◆ **Items**:
::::::::
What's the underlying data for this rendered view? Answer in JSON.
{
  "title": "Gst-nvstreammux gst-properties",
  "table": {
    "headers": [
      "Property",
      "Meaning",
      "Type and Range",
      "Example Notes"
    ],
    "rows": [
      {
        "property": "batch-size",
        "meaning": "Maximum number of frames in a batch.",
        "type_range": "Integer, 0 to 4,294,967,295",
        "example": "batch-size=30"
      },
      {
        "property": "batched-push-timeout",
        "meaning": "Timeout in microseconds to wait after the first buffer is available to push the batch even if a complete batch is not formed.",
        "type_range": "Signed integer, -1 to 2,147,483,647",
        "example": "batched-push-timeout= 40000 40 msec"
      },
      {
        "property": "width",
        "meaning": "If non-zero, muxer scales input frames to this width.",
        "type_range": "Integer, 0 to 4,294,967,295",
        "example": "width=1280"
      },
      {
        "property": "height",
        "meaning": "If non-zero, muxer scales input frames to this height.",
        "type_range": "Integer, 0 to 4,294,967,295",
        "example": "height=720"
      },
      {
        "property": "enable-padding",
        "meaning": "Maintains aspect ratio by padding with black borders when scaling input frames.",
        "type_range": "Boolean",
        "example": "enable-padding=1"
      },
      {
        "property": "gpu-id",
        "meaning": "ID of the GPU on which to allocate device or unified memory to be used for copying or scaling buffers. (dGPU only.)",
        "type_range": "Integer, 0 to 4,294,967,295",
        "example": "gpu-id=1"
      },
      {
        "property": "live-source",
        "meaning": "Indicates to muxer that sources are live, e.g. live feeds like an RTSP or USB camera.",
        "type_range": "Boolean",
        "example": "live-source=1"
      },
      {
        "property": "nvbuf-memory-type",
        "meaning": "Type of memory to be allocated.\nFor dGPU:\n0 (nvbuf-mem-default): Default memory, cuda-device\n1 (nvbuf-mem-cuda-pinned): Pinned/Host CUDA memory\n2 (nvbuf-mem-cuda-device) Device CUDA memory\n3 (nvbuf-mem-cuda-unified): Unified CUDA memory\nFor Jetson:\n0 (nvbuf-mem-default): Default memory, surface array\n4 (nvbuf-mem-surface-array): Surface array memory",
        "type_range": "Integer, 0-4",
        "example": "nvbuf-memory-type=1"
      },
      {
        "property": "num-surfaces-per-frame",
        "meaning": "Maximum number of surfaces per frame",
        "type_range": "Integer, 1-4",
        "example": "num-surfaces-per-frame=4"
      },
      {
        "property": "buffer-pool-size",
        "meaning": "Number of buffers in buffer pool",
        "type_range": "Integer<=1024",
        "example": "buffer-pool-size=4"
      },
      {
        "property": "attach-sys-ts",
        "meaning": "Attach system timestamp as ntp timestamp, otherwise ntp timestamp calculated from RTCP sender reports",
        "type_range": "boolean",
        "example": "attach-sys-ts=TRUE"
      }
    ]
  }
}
::::::::
All of the data needs to be reproduced exactly, with no line missing.

What's the underlying data for this rendered view? Answer in JSON.
{
  "title": "Gst-nvstreammux gst-properties",
  "table": {
    "headers": [
      "Property",
      "Meaning",
      "Type and Range",
      "Example Notes"
    ],
    "rows": [
      {
        "property": "batch-size",
        "meaning": "Maximum number of frames in a batch.",
        "type_range": "Integer, 0 to 4,294,967,295",
        "example": "batch-size=30"
      },
      {
        "property": "batched-push-timeout",
        "meaning": "Timeout in microseconds to wait after the first buffer is available to push the batch even if a complete batch is not formed.",
        "type_range": "Signed integer, -1 to 2,147,483,647",
        "example": "batched-push-timeout= 40000 40 msec"
      },
      {
        "property": "width",
        "meaning": "If non-zero, muxer scales input frames to this width.",
        "type_range": "Integer, 0 to 4,294,967,295",
        "example": "width=1280"
      },
      {
        "property": "height",
        "meaning": "If non-zero, muxer scales input frames to this height.",
        "type_range": "Integer, 0 to 4,294,967,295",
        "example": "height=720"
      },
      {
        "property": "enable-padding",
        "meaning": "Maintains aspect ratio by padding with black borders when scaling input frames.",
        "type_range": "Boolean",
        "example": "enable-padding=1"
      },
      {
        "property": "gpu-id",
        "meaning": "ID of the GPU on which to allocate device or unified memory to be used for copying or scaling buffers. (dGPU only.)",
        "type_range": "Integer, 0 to 4,294,967,295",
        "example": "gpu-id=1"
      },
      {
        "property": "live-source",
        "meaning": "Indicates to muxer that sources are live, e.g. live feeds like an RTSP or USB camera.",
        "type_range": "Boolean",
        "example": "live-source=1"
      },
      {
        "property": "nvbuf-memory-type",
        "meaning": "Type of memory to be allocated.\nFor dGPU:\n0 (nvbuf-mem-default): Default memory, cuda-device\n1 (nvbuf-mem-cuda-pinned): Pinned/Host CUDA memory\n2 (nvbuf-mem-cuda-device) Device CUDA memory\n3 (nvbuf-mem-cuda-unified): Unified CUDA memory\nFor Jetson:\n0 (nvbuf-mem-default): Default memory, surface array\n4 (nvbuf-mem-surface-array): Surface array memory",
        "type_range": "Integer, 0-4",
        "example": "nvbuf-memory-type=1"
      },
      {
        "property": "num-surfaces-per-frame",
        "meaning": "Maximum number of surfaces per frame",
        "type_range": "Integer, 1-4",
        "example": "num-surfaces-per-frame=4"
      },
      {
        "property": "buffer-pool-size",
        "meaning": "Number of buffers in buffer pool",
        "type_range": "Integer<=1024",
        "example": "buffer-pool-size=4"
      },
      {
        "property": "attach-sys-ts",
        "meaning": "Attach system timestamp as ntp timestamp, otherwise ntp timestamp calculated from RTCP sender reports",
        "type_range": "boolean",
        "example": "attach-sys-ts=TRUE"
      }
    ]
  }
}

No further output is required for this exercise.